> Records from a data collection:
○ ○ ○

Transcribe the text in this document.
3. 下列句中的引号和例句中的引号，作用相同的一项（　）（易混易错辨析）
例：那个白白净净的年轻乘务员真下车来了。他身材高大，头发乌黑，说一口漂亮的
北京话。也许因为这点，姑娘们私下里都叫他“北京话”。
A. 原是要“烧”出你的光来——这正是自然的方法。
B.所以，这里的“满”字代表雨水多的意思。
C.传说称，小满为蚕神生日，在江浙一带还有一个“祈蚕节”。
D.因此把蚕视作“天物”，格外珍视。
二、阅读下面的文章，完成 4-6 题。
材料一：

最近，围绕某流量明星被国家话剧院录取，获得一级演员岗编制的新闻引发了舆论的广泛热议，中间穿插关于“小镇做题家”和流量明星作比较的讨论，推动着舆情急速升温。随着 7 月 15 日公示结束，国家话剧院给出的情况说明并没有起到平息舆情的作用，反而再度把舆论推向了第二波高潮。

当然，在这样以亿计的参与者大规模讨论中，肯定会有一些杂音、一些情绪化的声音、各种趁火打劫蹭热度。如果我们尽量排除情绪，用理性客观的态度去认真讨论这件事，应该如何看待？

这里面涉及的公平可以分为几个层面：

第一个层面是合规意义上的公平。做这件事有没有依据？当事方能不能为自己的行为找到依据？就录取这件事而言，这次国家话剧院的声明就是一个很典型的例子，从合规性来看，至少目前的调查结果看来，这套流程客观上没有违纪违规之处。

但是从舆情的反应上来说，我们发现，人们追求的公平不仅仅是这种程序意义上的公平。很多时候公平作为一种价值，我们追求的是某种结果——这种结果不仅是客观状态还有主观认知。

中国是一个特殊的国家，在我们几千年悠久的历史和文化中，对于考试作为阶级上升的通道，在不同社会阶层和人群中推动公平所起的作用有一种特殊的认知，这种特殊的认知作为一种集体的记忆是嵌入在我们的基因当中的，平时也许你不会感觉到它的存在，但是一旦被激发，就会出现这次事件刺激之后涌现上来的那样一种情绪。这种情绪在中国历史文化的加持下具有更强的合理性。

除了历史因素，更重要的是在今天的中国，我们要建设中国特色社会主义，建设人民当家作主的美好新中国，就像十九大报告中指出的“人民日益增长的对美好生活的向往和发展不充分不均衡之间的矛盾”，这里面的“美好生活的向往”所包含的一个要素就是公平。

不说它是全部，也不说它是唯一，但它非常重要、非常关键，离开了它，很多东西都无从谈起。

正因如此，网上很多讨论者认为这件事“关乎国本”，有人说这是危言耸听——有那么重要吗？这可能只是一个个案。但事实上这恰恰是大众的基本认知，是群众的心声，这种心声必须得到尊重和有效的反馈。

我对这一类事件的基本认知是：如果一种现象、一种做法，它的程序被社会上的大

○ ○ ○

Retype all the records, matching them exactly.

> EXERCISE OUTPUT:
Transcribe the text in this document.
3. 下列句中的引号和例句中的引号，作用相同的一项（　）（易混易错辨析）
例：那个白白净净的年轻乘务员真下车来了。他身材高大，头发乌黑，说一口漂亮的
北京话。也许因为这点，姑娘们私下里都叫他“北京话”。
A. 原是要“烧”出你的光来——这正是自然的方法。
B.所以，这里的“满”字代表雨水多的意思。
C.传说称，小满为蚕神生日，在江浙一带还有一个“祈蚕节”。
D.因此把蚕视作“天物”，格外珍视。
二、阅读下面的文章，完成 4-6 题。
材料一：

最近，围绕某流量明星被国家话剧院录取，获得一级演员岗编制的新闻引发了舆论的广泛热议，中间穿插关于“小镇做题家”和流量明星作比较的讨论，推动着舆情急速升温。随着 7 月 15 日公示结束，国家话剧院给出的情况说明并没有起到平息舆情的作用，反而再度把舆论推向了第二波高潮。

当然，在这样以亿计的参与者大规模讨论中，肯定会有一些杂音、一些情绪化的声音、各种趁火打劫蹭热度。如果我们尽量排除情绪，用理性客观的态度去认真讨论这件事，应该如何看待？

这里面涉及的公平可以分为几个层面：

第一个层面是合规意义上的公平。做这件事有没有依据？当事方能不能为自己的行为找到依据？就录取这件事而言，这次国家话剧院的声明就是一个很典型的例子，从合规性来看，至少目前的调查结果看来，这套流程客观上没有违纪违规之处。

但是从舆情的反应上来说，我们发现，人们追求的公平不仅仅是这种程序意义上的公平。很多时候公平作为一种价值，我们追求的是某种结果——这种结果不仅是客观状态还有主观认知。

中国是一个特殊的国家，在我们几千年悠久的历史和文化中，对于考试作为阶级上升的通道，在不同社会阶层和人群中推动公平所起的作用有一种特殊的认知，这种特殊的认知作为一种集体的记忆是嵌入在我们的基因当中的，平时也许你不会感觉到它的存在，但是一旦被激发，就会出现这次事件刺激之后涌现上来的那样一种情绪。这种情绪在中国历史文化的加持下具有更强的合理性。

除了历史因素，更重要的是在今天的中国，我们要建设中国特色社会主义，建设人民当家作主的美好新中国，就像十九大报告中指出的“人民日益增长的对美好生活的向往和发展不充分不均衡之间的矛盾”，这里面的“美好生活的向往”所包含的一个要素就是公平。

不说它是全部，也不说它是唯一，但它非常重要、非常关键，离开了它，很多东西都无从谈起。

正因如此，网上很多讨论者认为这件事“关乎国本”，有人说这是危言耸听——有那么重要吗？这可能只是一个个案。但事实上这恰恰是大众的基本认知，是群众的心声，这种心声必须得到尊重和有效的反馈。

我对这一类事件的基本认知是：如果一种现象、一种做法，它的程序被社会上的大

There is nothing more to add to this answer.